[Problem to solve] Note each line that includes the word "from". Copy those lines.
# # # # #
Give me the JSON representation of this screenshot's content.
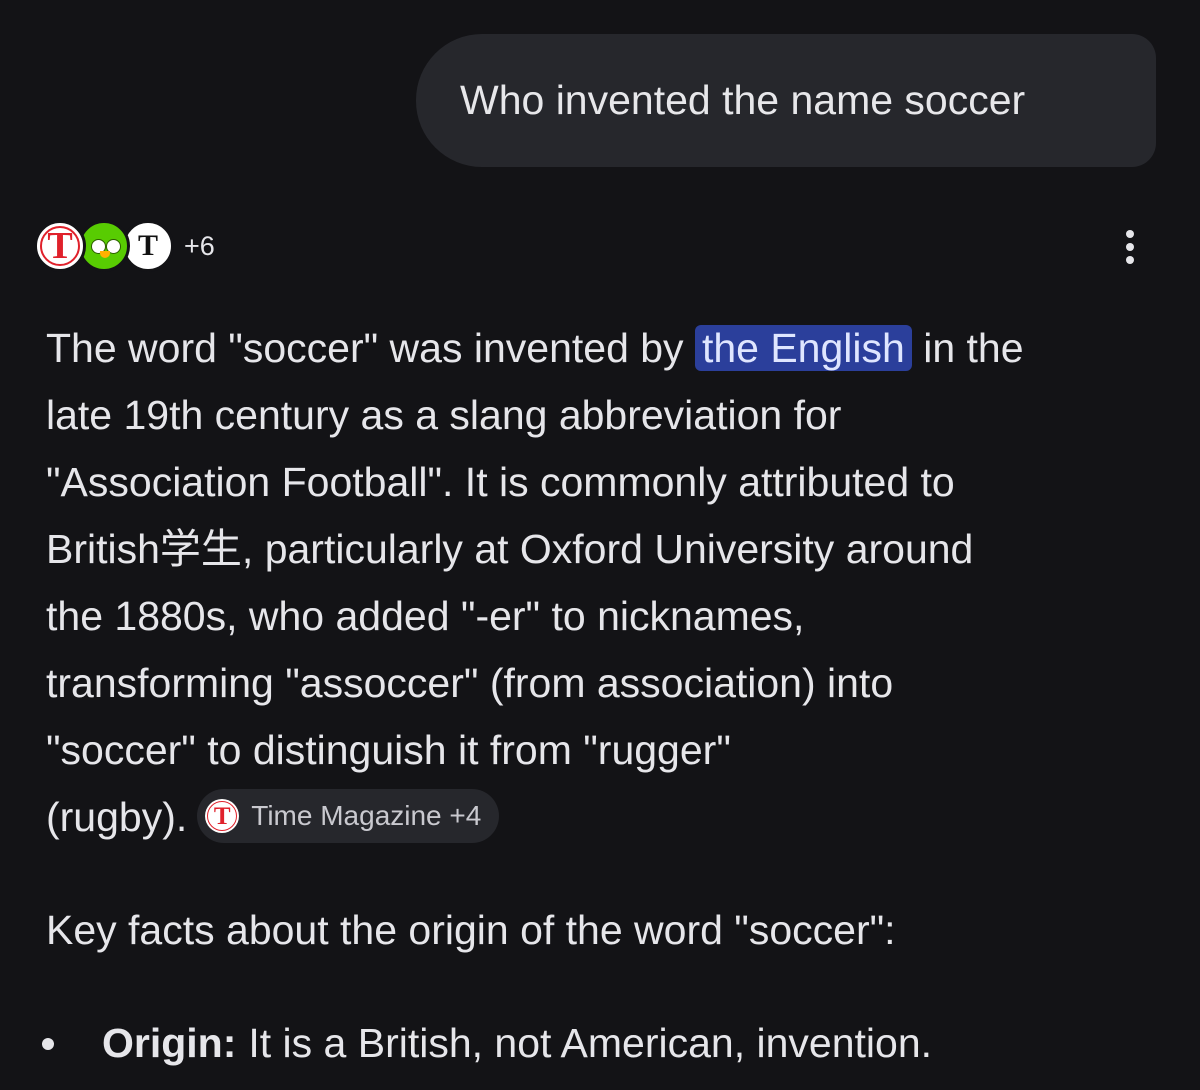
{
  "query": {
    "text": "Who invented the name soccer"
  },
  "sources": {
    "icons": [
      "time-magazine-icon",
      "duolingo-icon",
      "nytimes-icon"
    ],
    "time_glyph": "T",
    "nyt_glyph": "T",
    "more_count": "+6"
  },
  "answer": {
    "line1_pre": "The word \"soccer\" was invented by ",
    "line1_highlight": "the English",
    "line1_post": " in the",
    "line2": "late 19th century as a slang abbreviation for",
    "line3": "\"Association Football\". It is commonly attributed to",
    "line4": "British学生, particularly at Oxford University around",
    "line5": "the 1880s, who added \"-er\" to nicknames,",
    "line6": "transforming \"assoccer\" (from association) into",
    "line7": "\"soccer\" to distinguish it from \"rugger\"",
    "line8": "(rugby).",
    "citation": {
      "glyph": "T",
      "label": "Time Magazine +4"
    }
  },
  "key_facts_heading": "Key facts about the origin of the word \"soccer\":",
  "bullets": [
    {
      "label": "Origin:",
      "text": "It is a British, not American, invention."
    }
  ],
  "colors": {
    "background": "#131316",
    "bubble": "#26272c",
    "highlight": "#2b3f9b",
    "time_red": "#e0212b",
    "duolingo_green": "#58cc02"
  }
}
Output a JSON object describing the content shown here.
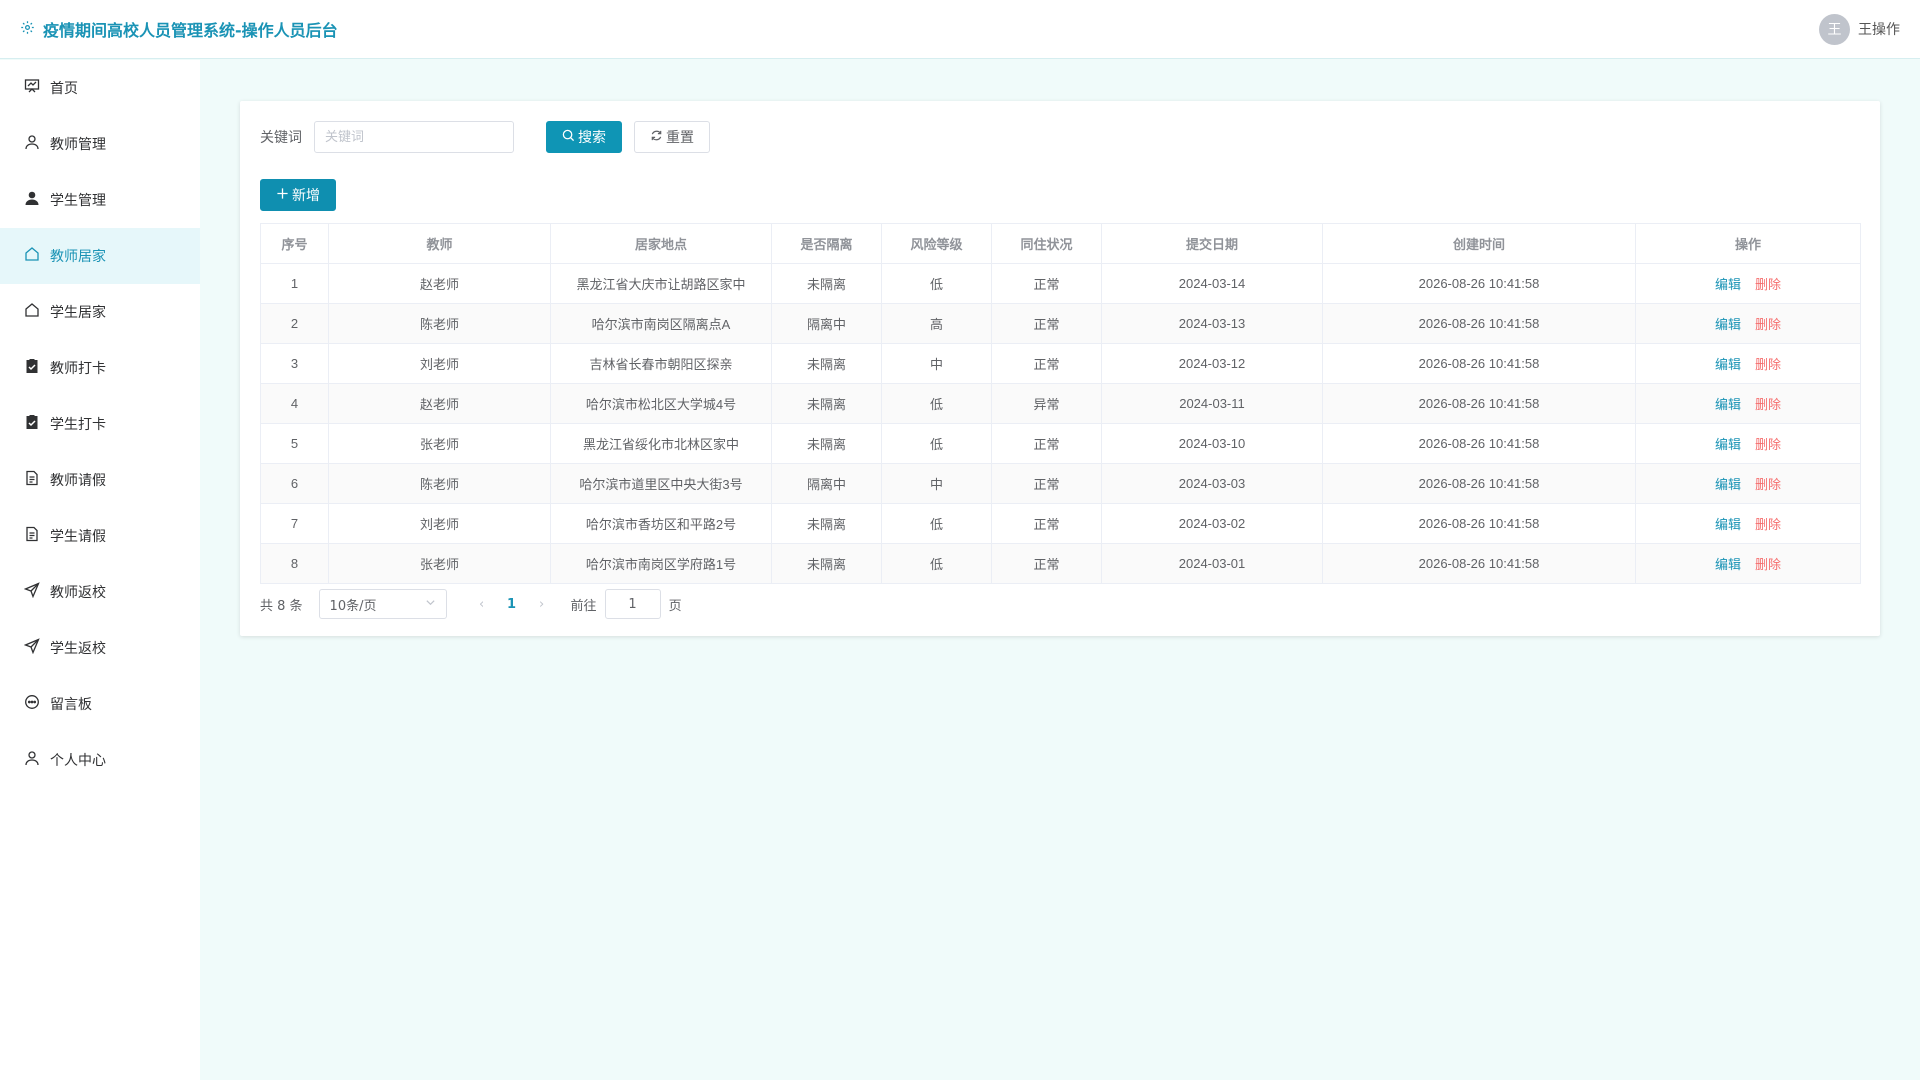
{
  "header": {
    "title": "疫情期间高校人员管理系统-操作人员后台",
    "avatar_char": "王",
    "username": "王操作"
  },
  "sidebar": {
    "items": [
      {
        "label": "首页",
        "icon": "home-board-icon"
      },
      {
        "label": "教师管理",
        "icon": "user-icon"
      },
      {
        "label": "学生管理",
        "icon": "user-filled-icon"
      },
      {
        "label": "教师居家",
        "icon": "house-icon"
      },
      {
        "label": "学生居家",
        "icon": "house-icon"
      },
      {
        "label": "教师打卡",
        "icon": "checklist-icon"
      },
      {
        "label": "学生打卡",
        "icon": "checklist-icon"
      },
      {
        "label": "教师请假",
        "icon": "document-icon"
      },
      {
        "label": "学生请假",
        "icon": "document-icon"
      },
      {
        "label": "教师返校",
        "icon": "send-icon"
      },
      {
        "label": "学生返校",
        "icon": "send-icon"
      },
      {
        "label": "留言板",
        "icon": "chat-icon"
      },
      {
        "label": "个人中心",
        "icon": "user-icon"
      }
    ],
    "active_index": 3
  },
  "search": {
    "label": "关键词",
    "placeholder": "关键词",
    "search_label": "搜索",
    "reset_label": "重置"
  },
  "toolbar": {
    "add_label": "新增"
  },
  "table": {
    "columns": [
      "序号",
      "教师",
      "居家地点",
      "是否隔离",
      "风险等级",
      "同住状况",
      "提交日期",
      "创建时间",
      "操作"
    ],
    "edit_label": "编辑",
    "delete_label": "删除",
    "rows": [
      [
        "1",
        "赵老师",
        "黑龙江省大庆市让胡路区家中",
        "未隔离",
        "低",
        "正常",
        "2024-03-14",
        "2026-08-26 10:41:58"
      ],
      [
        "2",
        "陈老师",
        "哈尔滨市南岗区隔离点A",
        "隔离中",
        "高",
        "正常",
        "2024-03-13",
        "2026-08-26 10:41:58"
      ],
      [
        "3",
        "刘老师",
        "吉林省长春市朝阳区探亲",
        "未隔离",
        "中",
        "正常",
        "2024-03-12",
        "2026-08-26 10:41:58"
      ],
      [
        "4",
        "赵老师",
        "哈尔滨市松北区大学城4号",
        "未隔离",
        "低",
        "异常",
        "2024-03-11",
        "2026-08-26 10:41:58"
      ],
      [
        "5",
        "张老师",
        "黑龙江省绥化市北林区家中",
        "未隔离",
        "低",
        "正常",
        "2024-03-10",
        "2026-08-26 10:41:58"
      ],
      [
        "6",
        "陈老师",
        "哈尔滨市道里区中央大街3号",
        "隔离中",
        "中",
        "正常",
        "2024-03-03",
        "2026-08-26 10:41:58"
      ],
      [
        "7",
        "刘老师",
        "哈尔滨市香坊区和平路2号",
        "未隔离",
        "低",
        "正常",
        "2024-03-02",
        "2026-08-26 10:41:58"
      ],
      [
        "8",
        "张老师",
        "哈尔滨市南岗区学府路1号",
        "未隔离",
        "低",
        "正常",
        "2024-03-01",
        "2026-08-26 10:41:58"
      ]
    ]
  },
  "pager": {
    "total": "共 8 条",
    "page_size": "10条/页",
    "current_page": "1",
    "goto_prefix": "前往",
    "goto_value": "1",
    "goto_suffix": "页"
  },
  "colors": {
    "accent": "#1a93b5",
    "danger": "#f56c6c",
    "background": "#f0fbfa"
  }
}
# # # # #
[Result for this exercise]
    "line6": "transforming \"assoccer\" (from association) into",
    "line7": "\"soccer\" to distinguish it from \"rugger\"",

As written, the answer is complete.